• Source data:
******************************
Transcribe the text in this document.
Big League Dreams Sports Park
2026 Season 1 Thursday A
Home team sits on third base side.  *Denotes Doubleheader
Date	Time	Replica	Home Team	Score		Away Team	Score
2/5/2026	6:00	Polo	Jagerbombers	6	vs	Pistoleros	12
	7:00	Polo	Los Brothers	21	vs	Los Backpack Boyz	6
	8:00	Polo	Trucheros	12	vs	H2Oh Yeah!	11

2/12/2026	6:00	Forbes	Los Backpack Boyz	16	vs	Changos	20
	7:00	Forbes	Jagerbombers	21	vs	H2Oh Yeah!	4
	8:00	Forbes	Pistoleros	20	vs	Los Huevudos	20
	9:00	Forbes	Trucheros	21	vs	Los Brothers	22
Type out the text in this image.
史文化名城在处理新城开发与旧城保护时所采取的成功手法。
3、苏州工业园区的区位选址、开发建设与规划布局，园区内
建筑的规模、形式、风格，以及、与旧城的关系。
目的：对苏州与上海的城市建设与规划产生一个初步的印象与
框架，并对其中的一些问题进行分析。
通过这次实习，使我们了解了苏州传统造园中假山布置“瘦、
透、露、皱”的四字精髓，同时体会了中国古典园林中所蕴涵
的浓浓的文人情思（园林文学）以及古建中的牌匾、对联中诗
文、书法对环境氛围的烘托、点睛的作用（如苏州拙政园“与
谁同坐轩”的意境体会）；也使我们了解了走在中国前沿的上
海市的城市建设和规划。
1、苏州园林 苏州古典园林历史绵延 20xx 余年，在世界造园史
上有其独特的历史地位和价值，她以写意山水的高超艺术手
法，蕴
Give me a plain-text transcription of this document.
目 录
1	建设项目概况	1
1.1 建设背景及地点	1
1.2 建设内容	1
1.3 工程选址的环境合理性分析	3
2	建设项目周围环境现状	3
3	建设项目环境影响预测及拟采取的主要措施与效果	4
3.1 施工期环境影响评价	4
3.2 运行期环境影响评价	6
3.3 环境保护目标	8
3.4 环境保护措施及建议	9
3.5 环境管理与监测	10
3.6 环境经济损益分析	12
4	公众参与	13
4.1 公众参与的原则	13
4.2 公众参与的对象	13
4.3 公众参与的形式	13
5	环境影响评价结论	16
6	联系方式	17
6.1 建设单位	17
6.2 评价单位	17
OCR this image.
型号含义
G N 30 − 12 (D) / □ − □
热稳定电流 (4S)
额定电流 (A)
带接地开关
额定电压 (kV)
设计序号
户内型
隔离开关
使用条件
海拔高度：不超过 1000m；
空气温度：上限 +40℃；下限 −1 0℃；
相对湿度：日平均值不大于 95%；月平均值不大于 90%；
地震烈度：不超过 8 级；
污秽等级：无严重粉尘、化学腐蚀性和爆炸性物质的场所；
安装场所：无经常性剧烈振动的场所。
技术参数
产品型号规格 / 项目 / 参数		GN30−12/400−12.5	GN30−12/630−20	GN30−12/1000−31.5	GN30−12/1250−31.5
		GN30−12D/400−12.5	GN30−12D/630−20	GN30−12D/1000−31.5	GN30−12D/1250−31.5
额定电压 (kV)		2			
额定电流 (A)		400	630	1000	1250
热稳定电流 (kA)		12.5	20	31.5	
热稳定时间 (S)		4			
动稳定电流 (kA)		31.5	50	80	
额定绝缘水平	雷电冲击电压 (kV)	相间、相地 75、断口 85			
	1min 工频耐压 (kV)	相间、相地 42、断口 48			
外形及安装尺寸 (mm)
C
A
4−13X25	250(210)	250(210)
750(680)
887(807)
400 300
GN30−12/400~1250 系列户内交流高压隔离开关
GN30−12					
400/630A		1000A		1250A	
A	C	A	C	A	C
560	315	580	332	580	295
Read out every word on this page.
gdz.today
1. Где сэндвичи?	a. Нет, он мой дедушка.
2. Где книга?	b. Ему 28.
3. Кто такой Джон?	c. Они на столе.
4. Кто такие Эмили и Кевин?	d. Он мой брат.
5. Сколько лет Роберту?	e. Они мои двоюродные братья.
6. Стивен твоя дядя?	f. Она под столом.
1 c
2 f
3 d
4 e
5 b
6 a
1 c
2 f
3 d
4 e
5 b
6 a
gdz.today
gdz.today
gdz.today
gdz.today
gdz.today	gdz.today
******************************
• Task instructions:
Track down all lines above with the string "Jagerbombers" and copy them.

• Exercise solution:
2/5/2026	6:00	Polo	Jagerbombers	6	vs	Pistoleros	12
	7:00	Forbes	Jagerbombers	21	vs	H2Oh Yeah!	4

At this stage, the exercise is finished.